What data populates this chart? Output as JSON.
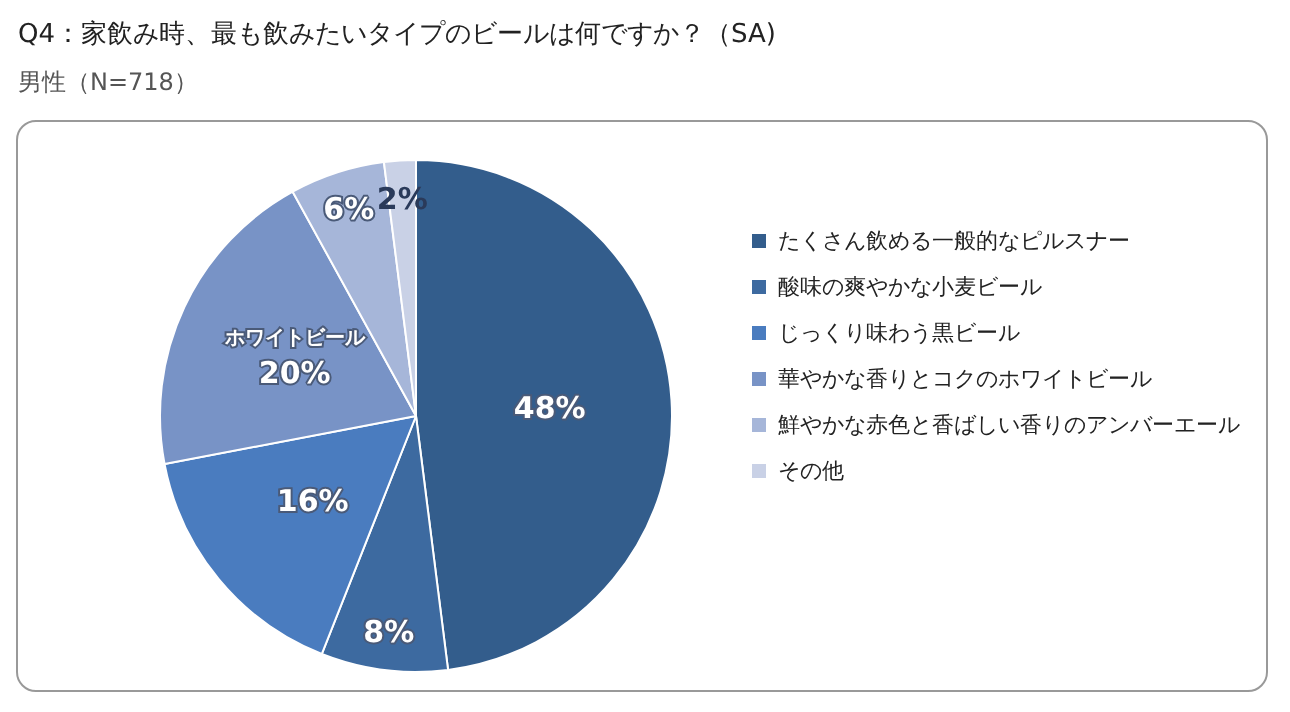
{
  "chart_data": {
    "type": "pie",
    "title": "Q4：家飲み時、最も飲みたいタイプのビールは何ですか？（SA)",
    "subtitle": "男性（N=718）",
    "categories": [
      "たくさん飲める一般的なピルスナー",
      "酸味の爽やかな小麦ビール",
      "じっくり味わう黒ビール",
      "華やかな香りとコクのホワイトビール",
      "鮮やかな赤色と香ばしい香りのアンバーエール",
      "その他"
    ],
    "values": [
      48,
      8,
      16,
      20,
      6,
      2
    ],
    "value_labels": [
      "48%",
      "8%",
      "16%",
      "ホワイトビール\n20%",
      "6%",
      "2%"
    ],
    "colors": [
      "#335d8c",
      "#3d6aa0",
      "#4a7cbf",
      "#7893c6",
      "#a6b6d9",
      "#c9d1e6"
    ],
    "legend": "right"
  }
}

------------

GIVEN REQUEST - All records must be output exactly as they are, except for the pictures, which are left out.

EXERCISE SOLUTION -
What data populates this chart? Output as JSON.
{
  "chart_data": {
    "type": "pie",
    "title": "Q4：家飲み時、最も飲みたいタイプのビールは何ですか？（SA)",
    "subtitle": "男性（N=718）",
    "categories": [
      "たくさん飲める一般的なピルスナー",
      "酸味の爽やかな小麦ビール",
      "じっくり味わう黒ビール",
      "華やかな香りとコクのホワイトビール",
      "鮮やかな赤色と香ばしい香りのアンバーエール",
      "その他"
    ],
    "values": [
      48,
      8,
      16,
      20,
      6,
      2
    ],
    "value_labels": [
      "48%",
      "8%",
      "16%",
      "ホワイトビール\n20%",
      "6%",
      "2%"
    ],
    "colors": [
      "#335d8c",
      "#3d6aa0",
      "#4a7cbf",
      "#7893c6",
      "#a6b6d9",
      "#c9d1e6"
    ],
    "legend": "right"
  }
}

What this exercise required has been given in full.